[begin TEXT PROVIDED]
Upgrade to V8 3.4
Merge 3.4.14.35
Simple merge required updates to makefiles only.
Bug: 568872
Change-Id: I403a38452c547e06fcfa951c12eca12a1bc40978
diff --git a/src/mips/assembler-mips.cc b/src/mips/assembler-mips.cc
index 2e10904..51642e0 100644
--- a/src/mips/assembler-mips.cc
+++ b/src/mips/assembler-mips.cc
@@ -140,7 +140,7 @@
// -----------------------------------------------------------------------------
// Implementation of RelocInfo.
-const int RelocInfo::kApplyMask = 0;
+const int RelocInfo::kApplyMask = 1 << RelocInfo::INTERNAL_REFERENCE;
bool RelocInfo::IsCodedSpecially() {
@@ -275,11 +275,17 @@
last_trampoline_pool_end_ = 0;
no_trampoline_pool_before_ = 0;
trampoline_pool_blocked_nesting_ = 0;
- next_buffer_check_ = kMaxBranchOffset - kTrampolineSize;
+ // We leave space (16 * kTrampolineSlotsSize)
[end TEXT PROVIDED]
[begin INFORMATION GIVEN]
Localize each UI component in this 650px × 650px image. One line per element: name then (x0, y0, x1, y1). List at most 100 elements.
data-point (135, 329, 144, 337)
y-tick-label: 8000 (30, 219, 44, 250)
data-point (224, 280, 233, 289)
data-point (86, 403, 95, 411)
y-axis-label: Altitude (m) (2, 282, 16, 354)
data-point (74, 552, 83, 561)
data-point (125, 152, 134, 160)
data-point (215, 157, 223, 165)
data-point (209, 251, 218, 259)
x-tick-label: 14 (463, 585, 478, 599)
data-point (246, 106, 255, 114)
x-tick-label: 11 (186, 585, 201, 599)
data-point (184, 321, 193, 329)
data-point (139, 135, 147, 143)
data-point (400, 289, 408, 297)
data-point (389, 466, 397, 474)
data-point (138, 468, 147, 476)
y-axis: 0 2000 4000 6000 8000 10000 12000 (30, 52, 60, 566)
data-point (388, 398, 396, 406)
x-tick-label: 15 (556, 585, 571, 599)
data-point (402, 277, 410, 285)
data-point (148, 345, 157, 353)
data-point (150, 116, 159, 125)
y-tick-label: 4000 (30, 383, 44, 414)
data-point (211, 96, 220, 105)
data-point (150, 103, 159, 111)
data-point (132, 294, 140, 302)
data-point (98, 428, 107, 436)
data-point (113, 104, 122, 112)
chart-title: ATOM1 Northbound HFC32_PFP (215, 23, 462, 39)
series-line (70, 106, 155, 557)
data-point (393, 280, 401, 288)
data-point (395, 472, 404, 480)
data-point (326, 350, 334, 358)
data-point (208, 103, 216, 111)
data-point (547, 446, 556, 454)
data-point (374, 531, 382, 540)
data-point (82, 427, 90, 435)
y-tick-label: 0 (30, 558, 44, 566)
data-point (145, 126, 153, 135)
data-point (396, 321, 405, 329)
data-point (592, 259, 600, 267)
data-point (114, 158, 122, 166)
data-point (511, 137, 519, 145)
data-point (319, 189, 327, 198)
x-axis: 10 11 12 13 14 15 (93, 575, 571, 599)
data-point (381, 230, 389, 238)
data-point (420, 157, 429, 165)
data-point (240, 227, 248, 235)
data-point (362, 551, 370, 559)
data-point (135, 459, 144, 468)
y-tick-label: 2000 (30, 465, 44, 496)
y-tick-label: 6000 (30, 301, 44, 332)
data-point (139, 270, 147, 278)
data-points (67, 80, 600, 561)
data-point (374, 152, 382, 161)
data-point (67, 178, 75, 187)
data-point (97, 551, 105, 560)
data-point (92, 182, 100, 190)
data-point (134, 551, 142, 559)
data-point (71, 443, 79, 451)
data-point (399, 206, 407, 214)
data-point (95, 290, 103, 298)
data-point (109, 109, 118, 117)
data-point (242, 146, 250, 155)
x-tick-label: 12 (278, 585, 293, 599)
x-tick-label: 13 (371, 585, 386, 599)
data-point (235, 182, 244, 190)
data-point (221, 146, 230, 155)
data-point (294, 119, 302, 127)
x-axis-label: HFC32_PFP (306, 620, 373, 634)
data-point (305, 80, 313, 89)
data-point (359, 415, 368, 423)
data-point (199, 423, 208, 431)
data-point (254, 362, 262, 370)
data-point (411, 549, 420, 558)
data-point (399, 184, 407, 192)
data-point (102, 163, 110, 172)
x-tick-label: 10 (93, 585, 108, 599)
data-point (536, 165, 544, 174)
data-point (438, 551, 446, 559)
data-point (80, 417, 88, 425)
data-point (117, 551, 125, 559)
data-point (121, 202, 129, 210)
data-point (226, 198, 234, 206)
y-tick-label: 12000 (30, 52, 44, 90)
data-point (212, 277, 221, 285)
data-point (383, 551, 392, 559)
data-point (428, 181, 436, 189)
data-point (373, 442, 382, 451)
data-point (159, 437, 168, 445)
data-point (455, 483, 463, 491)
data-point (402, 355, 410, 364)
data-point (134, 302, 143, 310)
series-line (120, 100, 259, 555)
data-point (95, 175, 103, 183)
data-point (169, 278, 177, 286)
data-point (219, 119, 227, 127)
[end INFORMATION GIVEN]
INSTRUCTIONS →
(1) In the V8 commit, rewrite the paragraph beginning "Upgrade to V8 3.4" as a short list that keeps its main facts.
(2) In the V8 commit, what value does the change give RelocInfo::kApplyMask in assembler-mips.cc?

WORKED SOLUTIONS →
(1)
- Upgrade to V8 3.4
- Merges 3.4.14.35
- Simple merge; only the makefiles needed updating
- Bug: 568872
- Change-Id: I403a38452c547e06fcfa951c12eca12a1bc40978

(2) 1 << RelocInfo::INTERNAL_REFERENCE